## Work instructions
Write out the records below once more, exactly as they stand.

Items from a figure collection

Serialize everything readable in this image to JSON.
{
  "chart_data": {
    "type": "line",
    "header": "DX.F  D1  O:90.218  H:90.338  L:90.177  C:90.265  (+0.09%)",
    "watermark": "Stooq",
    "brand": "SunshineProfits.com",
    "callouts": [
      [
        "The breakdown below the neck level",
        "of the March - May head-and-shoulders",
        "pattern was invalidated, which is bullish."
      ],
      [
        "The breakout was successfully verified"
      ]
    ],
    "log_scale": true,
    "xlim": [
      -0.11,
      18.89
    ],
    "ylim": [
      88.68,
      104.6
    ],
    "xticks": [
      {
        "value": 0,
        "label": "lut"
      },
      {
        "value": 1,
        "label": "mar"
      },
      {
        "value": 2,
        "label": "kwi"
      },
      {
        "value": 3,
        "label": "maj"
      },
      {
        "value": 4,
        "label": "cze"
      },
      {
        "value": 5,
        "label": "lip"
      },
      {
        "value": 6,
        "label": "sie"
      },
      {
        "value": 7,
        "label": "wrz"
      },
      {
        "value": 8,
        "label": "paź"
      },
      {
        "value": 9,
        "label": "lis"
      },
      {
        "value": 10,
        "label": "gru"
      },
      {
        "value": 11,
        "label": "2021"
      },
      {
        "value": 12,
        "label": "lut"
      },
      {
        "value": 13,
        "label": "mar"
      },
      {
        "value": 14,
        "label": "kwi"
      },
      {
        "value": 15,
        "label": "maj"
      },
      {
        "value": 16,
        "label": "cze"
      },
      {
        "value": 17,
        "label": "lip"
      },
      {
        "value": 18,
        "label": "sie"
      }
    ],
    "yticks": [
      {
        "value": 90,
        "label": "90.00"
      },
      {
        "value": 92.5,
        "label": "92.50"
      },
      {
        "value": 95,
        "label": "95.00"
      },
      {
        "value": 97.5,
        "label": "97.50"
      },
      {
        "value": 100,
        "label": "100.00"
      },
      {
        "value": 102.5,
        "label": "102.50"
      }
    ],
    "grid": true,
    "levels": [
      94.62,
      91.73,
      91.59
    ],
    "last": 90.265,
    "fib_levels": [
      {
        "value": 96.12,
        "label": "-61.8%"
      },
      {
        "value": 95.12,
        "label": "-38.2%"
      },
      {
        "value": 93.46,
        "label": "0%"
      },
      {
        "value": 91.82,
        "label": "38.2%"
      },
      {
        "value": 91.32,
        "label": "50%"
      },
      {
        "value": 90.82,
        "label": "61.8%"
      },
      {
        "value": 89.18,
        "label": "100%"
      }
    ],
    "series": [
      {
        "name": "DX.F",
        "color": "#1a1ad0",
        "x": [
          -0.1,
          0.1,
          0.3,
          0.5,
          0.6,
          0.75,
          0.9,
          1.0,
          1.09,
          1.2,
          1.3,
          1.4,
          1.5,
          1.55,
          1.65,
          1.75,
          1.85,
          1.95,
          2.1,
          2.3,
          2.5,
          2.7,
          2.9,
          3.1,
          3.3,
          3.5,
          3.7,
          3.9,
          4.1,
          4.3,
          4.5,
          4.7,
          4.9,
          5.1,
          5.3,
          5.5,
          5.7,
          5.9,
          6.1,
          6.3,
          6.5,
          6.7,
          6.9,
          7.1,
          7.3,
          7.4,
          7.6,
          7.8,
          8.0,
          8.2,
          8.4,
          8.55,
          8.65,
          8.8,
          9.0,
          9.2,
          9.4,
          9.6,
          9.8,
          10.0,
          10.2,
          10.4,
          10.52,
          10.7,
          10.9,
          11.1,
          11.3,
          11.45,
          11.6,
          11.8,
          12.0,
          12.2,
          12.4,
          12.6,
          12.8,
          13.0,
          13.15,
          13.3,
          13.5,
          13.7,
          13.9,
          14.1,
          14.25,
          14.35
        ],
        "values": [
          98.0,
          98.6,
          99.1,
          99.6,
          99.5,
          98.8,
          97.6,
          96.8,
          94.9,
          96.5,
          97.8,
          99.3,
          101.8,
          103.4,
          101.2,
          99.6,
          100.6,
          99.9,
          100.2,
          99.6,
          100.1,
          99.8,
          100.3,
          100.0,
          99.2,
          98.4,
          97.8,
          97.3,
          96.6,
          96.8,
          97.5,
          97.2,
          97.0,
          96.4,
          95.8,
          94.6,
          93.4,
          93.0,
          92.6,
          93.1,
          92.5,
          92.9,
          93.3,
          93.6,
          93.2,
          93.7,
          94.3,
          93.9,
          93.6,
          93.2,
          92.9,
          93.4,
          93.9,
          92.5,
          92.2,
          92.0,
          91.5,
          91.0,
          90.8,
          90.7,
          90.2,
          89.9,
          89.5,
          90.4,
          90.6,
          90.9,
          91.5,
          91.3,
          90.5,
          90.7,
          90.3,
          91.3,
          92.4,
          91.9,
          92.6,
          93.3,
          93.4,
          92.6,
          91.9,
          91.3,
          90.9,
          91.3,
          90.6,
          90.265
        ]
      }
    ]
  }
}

## Response for this exercise
Serialize everything readable in this image to JSON.
{
  "chart_data": {
    "type": "line",
    "header": "DX.F  D1  O:90.218  H:90.338  L:90.177  C:90.265  (+0.09%)",
    "watermark": "Stooq",
    "brand": "SunshineProfits.com",
    "callouts": [
      [
        "The breakdown below the neck level",
        "of the March - May head-and-shoulders",
        "pattern was invalidated, which is bullish."
      ],
      [
        "The breakout was successfully verified"
      ]
    ],
    "log_scale": true,
    "xlim": [
      -0.11,
      18.89
    ],
    "ylim": [
      88.68,
      104.6
    ],
    "xticks": [
      {
        "value": 0,
        "label": "lut"
      },
      {
        "value": 1,
        "label": "mar"
      },
      {
        "value": 2,
        "label": "kwi"
      },
      {
        "value": 3,
        "label": "maj"
      },
      {
        "value": 4,
        "label": "cze"
      },
      {
        "value": 5,
        "label": "lip"
      },
      {
        "value": 6,
        "label": "sie"
      },
      {
        "value": 7,
        "label": "wrz"
      },
      {
        "value": 8,
        "label": "paź"
      },
      {
        "value": 9,
        "label": "lis"
      },
      {
        "value": 10,
        "label": "gru"
      },
      {
        "value": 11,
        "label": "2021"
      },
      {
        "value": 12,
        "label": "lut"
      },
      {
        "value": 13,
        "label": "mar"
      },
      {
        "value": 14,
        "label": "kwi"
      },
      {
        "value": 15,
        "label": "maj"
      },
      {
        "value": 16,
        "label": "cze"
      },
      {
        "value": 17,
        "label": "lip"
      },
      {
        "value": 18,
        "label": "sie"
      }
    ],
    "yticks": [
      {
        "value": 90,
        "label": "90.00"
      },
      {
        "value": 92.5,
        "label": "92.50"
      },
      {
        "value": 95,
        "label": "95.00"
      },
      {
        "value": 97.5,
        "label": "97.50"
      },
      {
        "value": 100,
        "label": "100.00"
      },
      {
        "value": 102.5,
        "label": "102.50"
      }
    ],
    "grid": true,
    "levels": [
      94.62,
      91.73,
      91.59
    ],
    "last": 90.265,
    "fib_levels": [
      {
        "value": 96.12,
        "label": "-61.8%"
      },
      {
        "value": 95.12,
        "label": "-38.2%"
      },
      {
        "value": 93.46,
        "label": "0%"
      },
      {
        "value": 91.82,
        "label": "38.2%"
      },
      {
        "value": 91.32,
        "label": "50%"
      },
      {
        "value": 90.82,
        "label": "61.8%"
      },
      {
        "value": 89.18,
        "label": "100%"
      }
    ],
    "series": [
      {
        "name": "DX.F",
        "color": "#1a1ad0",
        "x": [
          -0.1,
          0.1,
          0.3,
          0.5,
          0.6,
          0.75,
          0.9,
          1.0,
          1.09,
          1.2,
          1.3,
          1.4,
          1.5,
          1.55,
          1.65,
          1.75,
          1.85,
          1.95,
          2.1,
          2.3,
          2.5,
          2.7,
          2.9,
          3.1,
          3.3,
          3.5,
          3.7,
          3.9,
          4.1,
          4.3,
          4.5,
          4.7,
          4.9,
          5.1,
          5.3,
          5.5,
          5.7,
          5.9,
          6.1,
          6.3,
          6.5,
          6.7,
          6.9,
          7.1,
          7.3,
          7.4,
          7.6,
          7.8,
          8.0,
          8.2,
          8.4,
          8.55,
          8.65,
          8.8,
          9.0,
          9.2,
          9.4,
          9.6,
          9.8,
          10.0,
          10.2,
          10.4,
          10.52,
          10.7,
          10.9,
          11.1,
          11.3,
          11.45,
          11.6,
          11.8,
          12.0,
          12.2,
          12.4,
          12.6,
          12.8,
          13.0,
          13.15,
          13.3,
          13.5,
          13.7,
          13.9,
          14.1,
          14.25,
          14.35
        ],
        "values": [
          98.0,
          98.6,
          99.1,
          99.6,
          99.5,
          98.8,
          97.6,
          96.8,
          94.9,
          96.5,
          97.8,
          99.3,
          101.8,
          103.4,
          101.2,
          99.6,
          100.6,
          99.9,
          100.2,
          99.6,
          100.1,
          99.8,
          100.3,
          100.0,
          99.2,
          98.4,
          97.8,
          97.3,
          96.6,
          96.8,
          97.5,
          97.2,
          97.0,
          96.4,
          95.8,
          94.6,
          93.4,
          93.0,
          92.6,
          93.1,
          92.5,
          92.9,
          93.3,
          93.6,
          93.2,
          93.7,
          94.3,
          93.9,
          93.6,
          93.2,
          92.9,
          93.4,
          93.9,
          92.5,
          92.2,
          92.0,
          91.5,
          91.0,
          90.8,
          90.7,
          90.2,
          89.9,
          89.5,
          90.4,
          90.6,
          90.9,
          91.5,
          91.3,
          90.5,
          90.7,
          90.3,
          91.3,
          92.4,
          91.9,
          92.6,
          93.3,
          93.4,
          92.6,
          91.9,
          91.3,
          90.9,
          91.3,
          90.6,
          90.265
        ]
      }
    ]
  }
}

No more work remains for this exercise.